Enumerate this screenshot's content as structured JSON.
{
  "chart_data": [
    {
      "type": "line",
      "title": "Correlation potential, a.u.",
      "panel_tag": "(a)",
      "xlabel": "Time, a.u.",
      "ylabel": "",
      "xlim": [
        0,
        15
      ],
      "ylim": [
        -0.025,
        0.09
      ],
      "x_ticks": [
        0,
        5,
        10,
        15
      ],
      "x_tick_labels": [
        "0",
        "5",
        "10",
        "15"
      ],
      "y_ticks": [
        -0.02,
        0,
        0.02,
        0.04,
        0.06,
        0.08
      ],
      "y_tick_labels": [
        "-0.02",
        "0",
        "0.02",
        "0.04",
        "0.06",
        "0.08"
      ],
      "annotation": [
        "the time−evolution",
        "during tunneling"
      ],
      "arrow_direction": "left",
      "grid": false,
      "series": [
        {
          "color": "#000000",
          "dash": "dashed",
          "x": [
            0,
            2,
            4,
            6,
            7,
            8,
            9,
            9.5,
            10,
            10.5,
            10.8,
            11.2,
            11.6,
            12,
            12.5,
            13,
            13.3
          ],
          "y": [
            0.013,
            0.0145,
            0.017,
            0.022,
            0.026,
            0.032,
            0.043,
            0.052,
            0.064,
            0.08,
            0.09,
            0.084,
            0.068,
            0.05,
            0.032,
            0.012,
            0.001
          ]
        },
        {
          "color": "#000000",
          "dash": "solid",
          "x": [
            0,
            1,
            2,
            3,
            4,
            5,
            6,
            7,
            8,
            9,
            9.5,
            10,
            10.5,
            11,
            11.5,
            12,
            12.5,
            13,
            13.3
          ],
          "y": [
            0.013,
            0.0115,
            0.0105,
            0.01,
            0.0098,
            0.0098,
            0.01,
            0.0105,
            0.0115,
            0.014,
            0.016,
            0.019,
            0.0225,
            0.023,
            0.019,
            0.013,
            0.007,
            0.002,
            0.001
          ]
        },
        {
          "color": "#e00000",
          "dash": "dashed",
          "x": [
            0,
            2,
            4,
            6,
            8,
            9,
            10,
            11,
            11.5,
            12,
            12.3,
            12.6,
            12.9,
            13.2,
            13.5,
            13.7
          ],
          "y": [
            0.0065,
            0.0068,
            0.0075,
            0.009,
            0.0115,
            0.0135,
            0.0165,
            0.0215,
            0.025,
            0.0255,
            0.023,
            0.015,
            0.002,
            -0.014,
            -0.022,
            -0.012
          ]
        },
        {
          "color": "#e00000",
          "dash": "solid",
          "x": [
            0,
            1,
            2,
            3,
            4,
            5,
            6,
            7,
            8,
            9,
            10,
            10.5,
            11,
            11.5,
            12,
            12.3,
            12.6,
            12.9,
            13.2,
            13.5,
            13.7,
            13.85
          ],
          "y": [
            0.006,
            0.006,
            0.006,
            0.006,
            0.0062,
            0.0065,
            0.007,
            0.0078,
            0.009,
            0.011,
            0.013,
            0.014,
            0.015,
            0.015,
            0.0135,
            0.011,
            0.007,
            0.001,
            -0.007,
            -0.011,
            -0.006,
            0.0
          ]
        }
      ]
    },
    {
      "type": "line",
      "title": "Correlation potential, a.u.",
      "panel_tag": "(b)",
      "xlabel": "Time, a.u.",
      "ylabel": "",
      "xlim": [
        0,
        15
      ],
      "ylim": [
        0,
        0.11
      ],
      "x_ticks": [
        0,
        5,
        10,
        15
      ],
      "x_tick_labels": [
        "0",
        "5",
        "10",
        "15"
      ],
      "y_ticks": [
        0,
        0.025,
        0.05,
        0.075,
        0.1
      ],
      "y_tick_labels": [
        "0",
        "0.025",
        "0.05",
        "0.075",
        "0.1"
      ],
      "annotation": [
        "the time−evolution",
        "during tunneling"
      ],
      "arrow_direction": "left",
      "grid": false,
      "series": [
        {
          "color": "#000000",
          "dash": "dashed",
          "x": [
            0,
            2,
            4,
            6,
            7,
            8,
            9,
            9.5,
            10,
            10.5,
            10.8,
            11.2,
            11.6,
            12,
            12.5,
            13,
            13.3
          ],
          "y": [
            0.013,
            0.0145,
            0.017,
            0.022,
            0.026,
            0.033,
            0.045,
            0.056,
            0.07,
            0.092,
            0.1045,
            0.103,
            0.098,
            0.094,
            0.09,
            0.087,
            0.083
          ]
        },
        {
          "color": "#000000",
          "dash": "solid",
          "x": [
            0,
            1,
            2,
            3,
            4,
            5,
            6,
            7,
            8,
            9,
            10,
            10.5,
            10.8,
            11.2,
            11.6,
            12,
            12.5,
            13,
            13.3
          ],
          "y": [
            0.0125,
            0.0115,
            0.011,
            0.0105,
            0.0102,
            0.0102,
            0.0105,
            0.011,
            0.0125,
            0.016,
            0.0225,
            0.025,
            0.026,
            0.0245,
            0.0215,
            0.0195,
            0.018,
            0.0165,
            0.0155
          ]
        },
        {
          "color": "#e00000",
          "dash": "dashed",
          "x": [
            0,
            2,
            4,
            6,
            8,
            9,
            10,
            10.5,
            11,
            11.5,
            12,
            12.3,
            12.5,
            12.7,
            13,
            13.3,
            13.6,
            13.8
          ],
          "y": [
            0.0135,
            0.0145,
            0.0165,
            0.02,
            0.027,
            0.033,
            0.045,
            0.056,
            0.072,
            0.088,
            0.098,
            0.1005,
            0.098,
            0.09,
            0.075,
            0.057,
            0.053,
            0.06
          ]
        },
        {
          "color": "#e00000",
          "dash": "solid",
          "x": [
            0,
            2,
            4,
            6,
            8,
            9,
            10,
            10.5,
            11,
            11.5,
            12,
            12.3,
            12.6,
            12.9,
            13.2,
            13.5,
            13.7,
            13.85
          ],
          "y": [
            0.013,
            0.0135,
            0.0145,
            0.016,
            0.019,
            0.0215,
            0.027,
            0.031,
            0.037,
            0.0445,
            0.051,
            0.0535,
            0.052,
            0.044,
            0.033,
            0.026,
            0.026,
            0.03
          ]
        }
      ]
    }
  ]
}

#####

TASK OBJECTIVE
Output the records verbatim, from the first line to the last.

RESULT
Enumerate this screenshot's content as structured JSON.
{
  "chart_data": [
    {
      "type": "line",
      "title": "Correlation potential, a.u.",
      "panel_tag": "(a)",
      "xlabel": "Time, a.u.",
      "ylabel": "",
      "xlim": [
        0,
        15
      ],
      "ylim": [
        -0.025,
        0.09
      ],
      "x_ticks": [
        0,
        5,
        10,
        15
      ],
      "x_tick_labels": [
        "0",
        "5",
        "10",
        "15"
      ],
      "y_ticks": [
        -0.02,
        0,
        0.02,
        0.04,
        0.06,
        0.08
      ],
      "y_tick_labels": [
        "-0.02",
        "0",
        "0.02",
        "0.04",
        "0.06",
        "0.08"
      ],
      "annotation": [
        "the time−evolution",
        "during tunneling"
      ],
      "arrow_direction": "left",
      "grid": false,
      "series": [
        {
          "color": "#000000",
          "dash": "dashed",
          "x": [
            0,
            2,
            4,
            6,
            7,
            8,
            9,
            9.5,
            10,
            10.5,
            10.8,
            11.2,
            11.6,
            12,
            12.5,
            13,
            13.3
          ],
          "y": [
            0.013,
            0.0145,
            0.017,
            0.022,
            0.026,
            0.032,
            0.043,
            0.052,
            0.064,
            0.08,
            0.09,
            0.084,
            0.068,
            0.05,
            0.032,
            0.012,
            0.001
          ]
        },
        {
          "color": "#000000",
          "dash": "solid",
          "x": [
            0,
            1,
            2,
            3,
            4,
            5,
            6,
            7,
            8,
            9,
            9.5,
            10,
            10.5,
            11,
            11.5,
            12,
            12.5,
            13,
            13.3
          ],
          "y": [
            0.013,
            0.0115,
            0.0105,
            0.01,
            0.0098,
            0.0098,
            0.01,
            0.0105,
            0.0115,
            0.014,
            0.016,
            0.019,
            0.0225,
            0.023,
            0.019,
            0.013,
            0.007,
            0.002,
            0.001
          ]
        },
        {
          "color": "#e00000",
          "dash": "dashed",
          "x": [
            0,
            2,
            4,
            6,
            8,
            9,
            10,
            11,
            11.5,
            12,
            12.3,
            12.6,
            12.9,
            13.2,
            13.5,
            13.7
          ],
          "y": [
            0.0065,
            0.0068,
            0.0075,
            0.009,
            0.0115,
            0.0135,
            0.0165,
            0.0215,
            0.025,
            0.0255,
            0.023,
            0.015,
            0.002,
            -0.014,
            -0.022,
            -0.012
          ]
        },
        {
          "color": "#e00000",
          "dash": "solid",
          "x": [
            0,
            1,
            2,
            3,
            4,
            5,
            6,
            7,
            8,
            9,
            10,
            10.5,
            11,
            11.5,
            12,
            12.3,
            12.6,
            12.9,
            13.2,
            13.5,
            13.7,
            13.85
          ],
          "y": [
            0.006,
            0.006,
            0.006,
            0.006,
            0.0062,
            0.0065,
            0.007,
            0.0078,
            0.009,
            0.011,
            0.013,
            0.014,
            0.015,
            0.015,
            0.0135,
            0.011,
            0.007,
            0.001,
            -0.007,
            -0.011,
            -0.006,
            0.0
          ]
        }
      ]
    },
    {
      "type": "line",
      "title": "Correlation potential, a.u.",
      "panel_tag": "(b)",
      "xlabel": "Time, a.u.",
      "ylabel": "",
      "xlim": [
        0,
        15
      ],
      "ylim": [
        0,
        0.11
      ],
      "x_ticks": [
        0,
        5,
        10,
        15
      ],
      "x_tick_labels": [
        "0",
        "5",
        "10",
        "15"
      ],
      "y_ticks": [
        0,
        0.025,
        0.05,
        0.075,
        0.1
      ],
      "y_tick_labels": [
        "0",
        "0.025",
        "0.05",
        "0.075",
        "0.1"
      ],
      "annotation": [
        "the time−evolution",
        "during tunneling"
      ],
      "arrow_direction": "left",
      "grid": false,
      "series": [
        {
          "color": "#000000",
          "dash": "dashed",
          "x": [
            0,
            2,
            4,
            6,
            7,
            8,
            9,
            9.5,
            10,
            10.5,
            10.8,
            11.2,
            11.6,
            12,
            12.5,
            13,
            13.3
          ],
          "y": [
            0.013,
            0.0145,
            0.017,
            0.022,
            0.026,
            0.033,
            0.045,
            0.056,
            0.07,
            0.092,
            0.1045,
            0.103,
            0.098,
            0.094,
            0.09,
            0.087,
            0.083
          ]
        },
        {
          "color": "#000000",
          "dash": "solid",
          "x": [
            0,
            1,
            2,
            3,
            4,
            5,
            6,
            7,
            8,
            9,
            10,
            10.5,
            10.8,
            11.2,
            11.6,
            12,
            12.5,
            13,
            13.3
          ],
          "y": [
            0.0125,
            0.0115,
            0.011,
            0.0105,
            0.0102,
            0.0102,
            0.0105,
            0.011,
            0.0125,
            0.016,
            0.0225,
            0.025,
            0.026,
            0.0245,
            0.0215,
            0.0195,
            0.018,
            0.0165,
            0.0155
          ]
        },
        {
          "color": "#e00000",
          "dash": "dashed",
          "x": [
            0,
            2,
            4,
            6,
            8,
            9,
            10,
            10.5,
            11,
            11.5,
            12,
            12.3,
            12.5,
            12.7,
            13,
            13.3,
            13.6,
            13.8
          ],
          "y": [
            0.0135,
            0.0145,
            0.0165,
            0.02,
            0.027,
            0.033,
            0.045,
            0.056,
            0.072,
            0.088,
            0.098,
            0.1005,
            0.098,
            0.09,
            0.075,
            0.057,
            0.053,
            0.06
          ]
        },
        {
          "color": "#e00000",
          "dash": "solid",
          "x": [
            0,
            2,
            4,
            6,
            8,
            9,
            10,
            10.5,
            11,
            11.5,
            12,
            12.3,
            12.6,
            12.9,
            13.2,
            13.5,
            13.7,
            13.85
          ],
          "y": [
            0.013,
            0.0135,
            0.0145,
            0.016,
            0.019,
            0.0215,
            0.027,
            0.031,
            0.037,
            0.0445,
            0.051,
            0.0535,
            0.052,
            0.044,
            0.033,
            0.026,
            0.026,
            0.03
          ]
        }
      ]
    }
  ]
}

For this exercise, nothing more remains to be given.